Without the images, output each record below as it stands.

Items from a dataset:
□ □ □ □ □
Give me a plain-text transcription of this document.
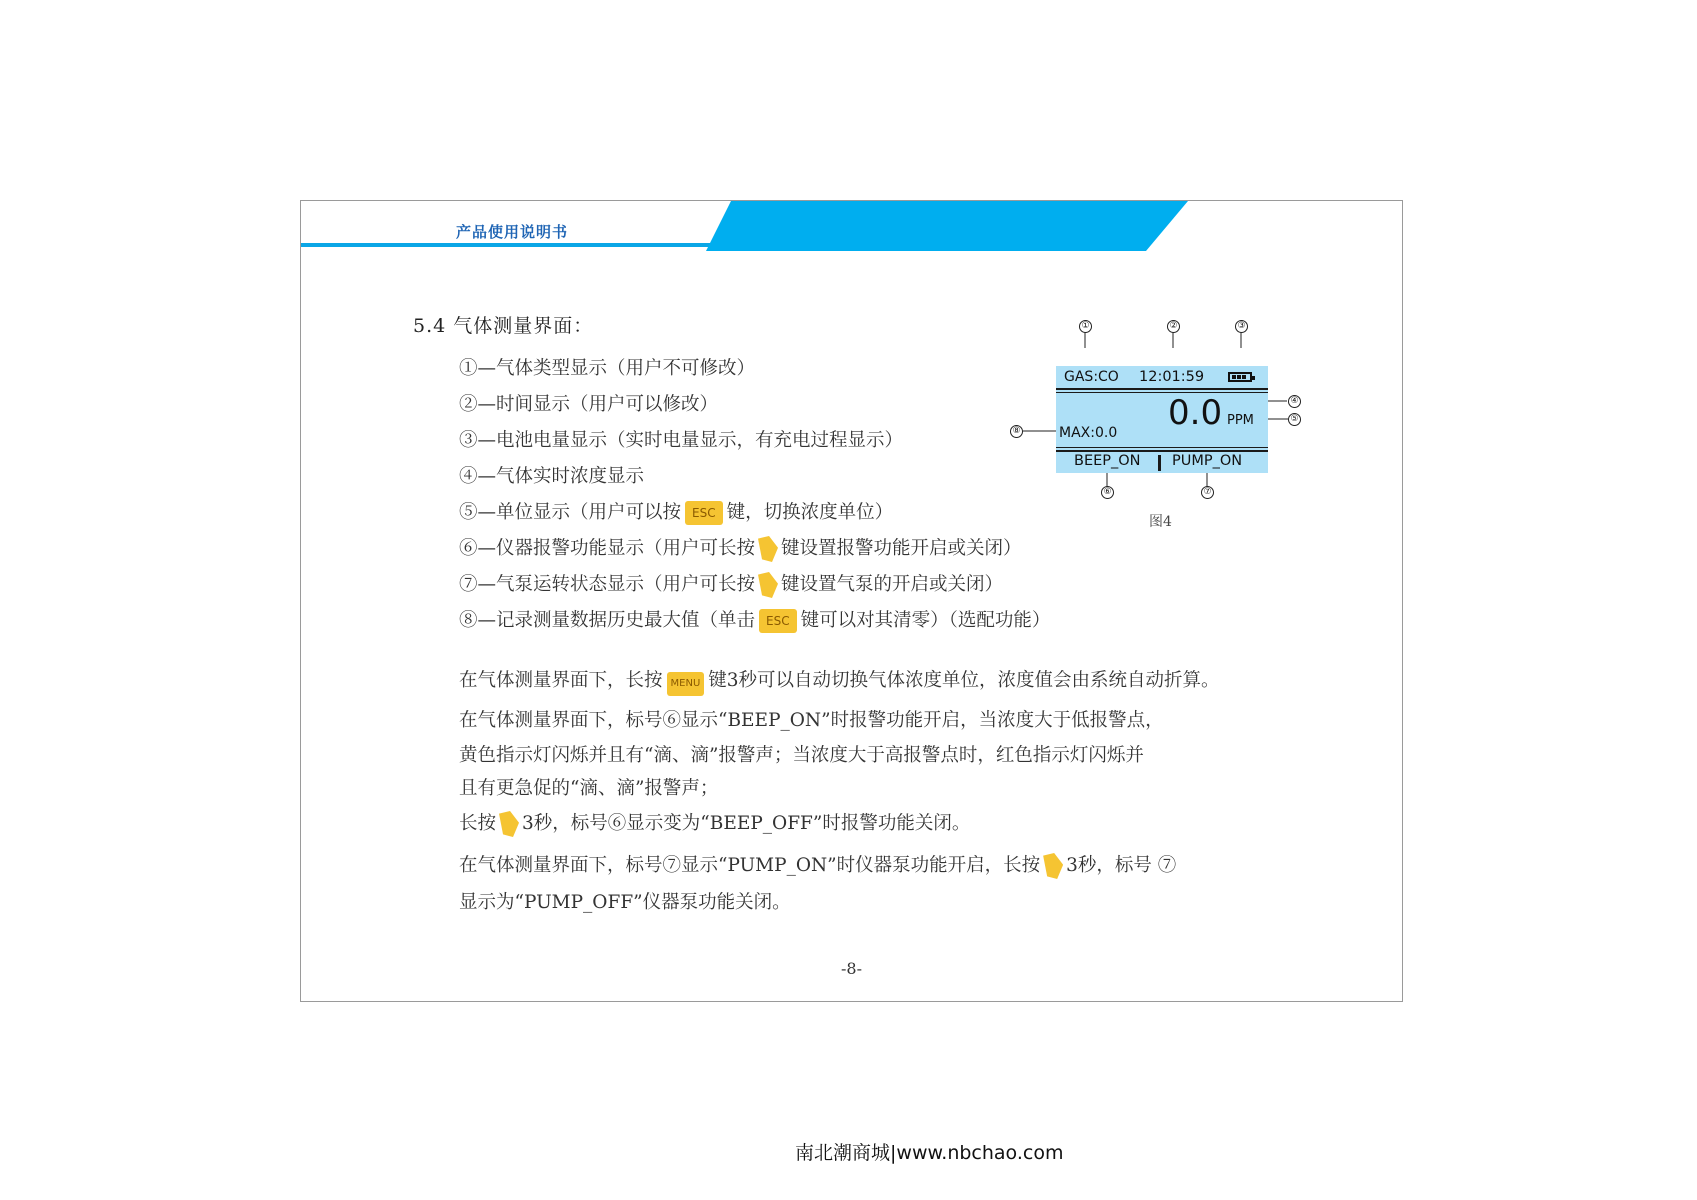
产品使用说明书
5.4 气体测量界面：
①—气体类型显示（用户不可修改）
②—时间显示（用户可以修改）
③—电池电量显示（实时电量显示，有充电过程显示）
④—气体实时浓度显示
⑤—单位显示（用户可以按 ESC 键，切换浓度单位）
⑥—仪器报警功能显示（用户可长按 键设置报警功能开启或关闭）
⑦—气泵运转状态显示（用户可长按 键设置气泵的开启或关闭）
⑧—记录测量数据历史最大值（单击 ESC 键可以对其清零）（选配功能）
在气体测量界面下，长按 MENU 键3秒可以自动切换气体浓度单位，浓度值会由系统自动折算。
在气体测量界面下，标号⑥显示“BEEP_ON”时报警功能开启，当浓度大于低报警点，
黄色指示灯闪烁并且有“滴、滴”报警声；当浓度大于高报警点时，红色指示灯闪烁并
且有更急促的“滴、滴”报警声；
长按 3秒，标号⑥显示变为“BEEP_OFF”时报警功能关闭。
在气体测量界面下，标号⑦显示“PUMP_ON”时仪器泵功能开启，长按 3秒，标号 ⑦
显示为“PUMP_OFF”仪器泵功能关闭。
①	②	③
④
⑤
⑥	⑦
⑧
GAS:CO 12:01:59
0.0 PPM
MAX:0.0
BEEP_ON PUMP_ON
图4
-8-
南北潮商城|www.nbchao.com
□ □ □ □ □
> Answer to the problem
Give me a plain-text transcription of this document.
产品使用说明书
5.4 气体测量界面：
①—气体类型显示（用户不可修改）
②—时间显示（用户可以修改）
③—电池电量显示（实时电量显示，有充电过程显示）
④—气体实时浓度显示
⑤—单位显示（用户可以按 ESC 键，切换浓度单位）
⑥—仪器报警功能显示（用户可长按 键设置报警功能开启或关闭）
⑦—气泵运转状态显示（用户可长按 键设置气泵的开启或关闭）
⑧—记录测量数据历史最大值（单击 ESC 键可以对其清零）（选配功能）
在气体测量界面下，长按 MENU 键3秒可以自动切换气体浓度单位，浓度值会由系统自动折算。
在气体测量界面下，标号⑥显示“BEEP_ON”时报警功能开启，当浓度大于低报警点，
黄色指示灯闪烁并且有“滴、滴”报警声；当浓度大于高报警点时，红色指示灯闪烁并
且有更急促的“滴、滴”报警声；
长按 3秒，标号⑥显示变为“BEEP_OFF”时报警功能关闭。
在气体测量界面下，标号⑦显示“PUMP_ON”时仪器泵功能开启，长按 3秒，标号 ⑦
显示为“PUMP_OFF”仪器泵功能关闭。
①	②	③
④
⑤
⑥	⑦
⑧
GAS:CO 12:01:59
0.0 PPM
MAX:0.0
BEEP_ON PUMP_ON
图4
-8-
南北潮商城|www.nbchao.com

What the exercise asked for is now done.